Spatial layout entries:
+---+

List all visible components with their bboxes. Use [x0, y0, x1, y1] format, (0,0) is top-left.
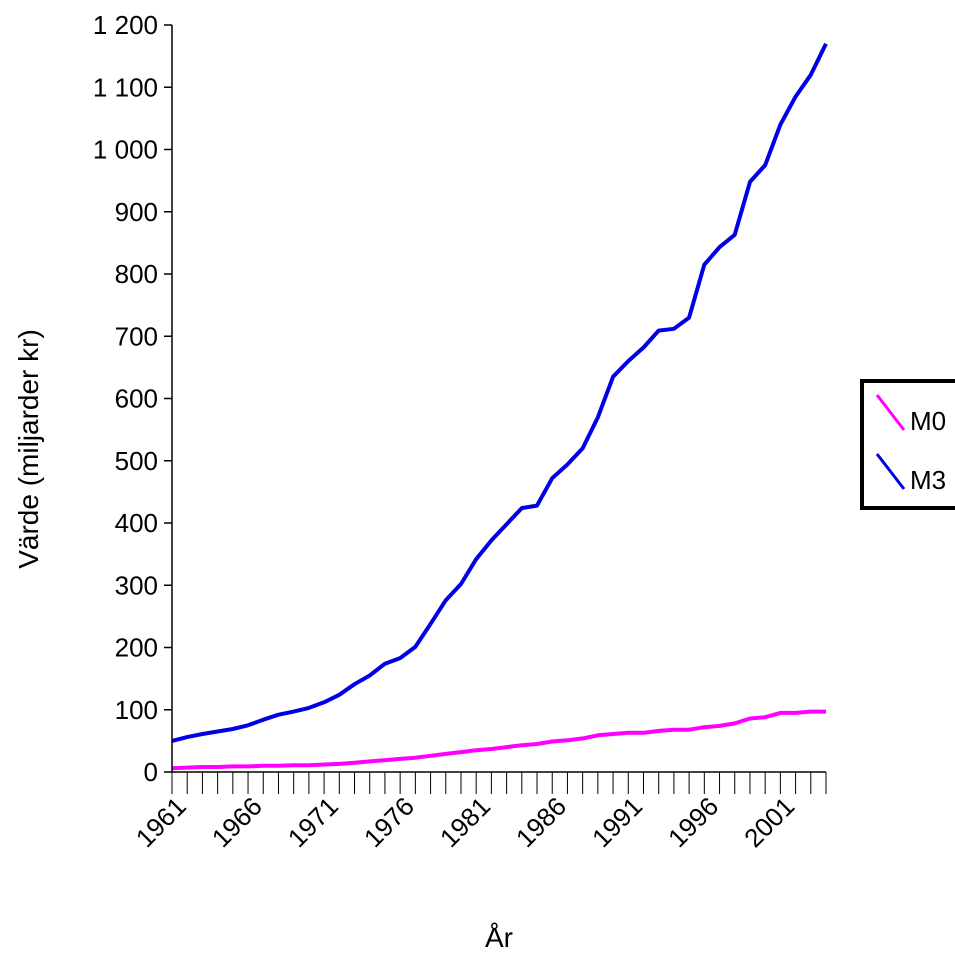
y-tick-label: 1 100	[93, 72, 158, 102]
x-axis-title: År	[485, 922, 513, 953]
x-tick-label: 1961	[130, 791, 192, 853]
y-tick-label: 1 000	[93, 135, 158, 165]
y-axis-title: Värde (miljarder kr)	[13, 329, 44, 569]
y-tick-label: 900	[115, 197, 158, 227]
legend-label-m0: M0	[910, 406, 946, 436]
x-tick-label: 1971	[282, 791, 344, 853]
series-line-m0	[171, 709, 826, 771]
y-tick-label: 700	[115, 321, 158, 351]
x-tick-label: 1976	[358, 791, 420, 853]
series-line-m3	[171, 42, 828, 743]
legend: M0 M3	[860, 379, 955, 510]
y-tick-label: 200	[115, 633, 158, 663]
y-tick-label: 500	[115, 446, 158, 476]
y-tick-label: 600	[115, 384, 158, 414]
x-tick-label: 1996	[662, 791, 724, 853]
x-tick-label: 1981	[434, 791, 496, 853]
y-tick-label: 300	[115, 570, 158, 600]
legend-swatch-m0	[875, 394, 906, 431]
legend-label-m3: M3	[910, 465, 946, 495]
x-tick-label: 2001	[738, 791, 800, 853]
x-tick-label: 1986	[510, 791, 572, 853]
y-tick-label: 100	[115, 695, 158, 725]
legend-swatch-m3	[875, 453, 906, 490]
y-tick-label: 0	[144, 757, 158, 787]
y-tick-label: 800	[115, 259, 158, 289]
y-tick-label: 1 200	[93, 10, 158, 40]
legend-box	[860, 379, 955, 510]
x-tick-label: 1991	[586, 791, 648, 853]
y-tick-label: 400	[115, 508, 158, 538]
x-tick-label: 1966	[206, 791, 268, 853]
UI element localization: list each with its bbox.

+---+

→ Task description
Rewrite every line of the data above as a Markdown table with the columns "No." and "Line," numbering the rows and omitting blank lines. Leave the pictures out of the table.

→ Task solution
| No. | Line |
|---|---|
| 1 | List all visible components with their bboxes. Use [x0, y0, x1, y1] format, (0,0) is top-left. |
| 2 | y-tick-label: 1 100	[93, 72, 158, 102] |
| 3 | x-axis-title: År	[485, 922, 513, 953] |
| 4 | x-tick-label: 1961	[130, 791, 192, 853] |
| 5 | y-tick-label: 1 000	[93, 135, 158, 165] |
| 6 | y-axis-title: Värde (miljarder kr)	[13, 329, 44, 569] |
| 7 | y-tick-label: 900	[115, 197, 158, 227] |
| 8 | legend-label-m0: M0	[910, 406, 946, 436] |
| 9 | x-tick-label: 1971	[282, 791, 344, 853] |
| 10 | series-line-m0	[171, 709, 826, 771] |
| 11 | y-tick-label: 700	[115, 321, 158, 351] |
| 12 | x-tick-label: 1976	[358, 791, 420, 853] |
| 13 | series-line-m3	[171, 42, 828, 743] |
| 14 | legend: M0 M3	[860, 379, 955, 510] |
| 15 | y-tick-label: 200	[115, 633, 158, 663] |
| 16 | y-tick-label: 500	[115, 446, 158, 476] |
| 17 | y-tick-label: 600	[115, 384, 158, 414] |
| 18 | x-tick-label: 1996	[662, 791, 724, 853] |
| 19 | x-tick-label: 1981	[434, 791, 496, 853] |
| 20 | y-tick-label: 300	[115, 570, 158, 600] |
| 21 | legend-swatch-m0	[875, 394, 906, 431] |
| 22 | legend-label-m3: M3	[910, 465, 946, 495] |
| 23 | x-tick-label: 2001	[738, 791, 800, 853] |
| 24 | x-tick-label: 1986	[510, 791, 572, 853] |
| 25 | y-tick-label: 100	[115, 695, 158, 725] |
| 26 | legend-swatch-m3	[875, 453, 906, 490] |
| 27 | y-tick-label: 0	[144, 757, 158, 787] |
| 28 | y-tick-label: 800	[115, 259, 158, 289] |
| 29 | y-tick-label: 1 200	[93, 10, 158, 40] |
| 30 | legend-box	[860, 379, 955, 510] |
| 31 | x-tick-label: 1991	[586, 791, 648, 853] |
| 32 | y-tick-label: 400	[115, 508, 158, 538] |
| 33 | x-tick-label: 1966	[206, 791, 268, 853] |
| 34 | UI element localization: list each with its bbox. |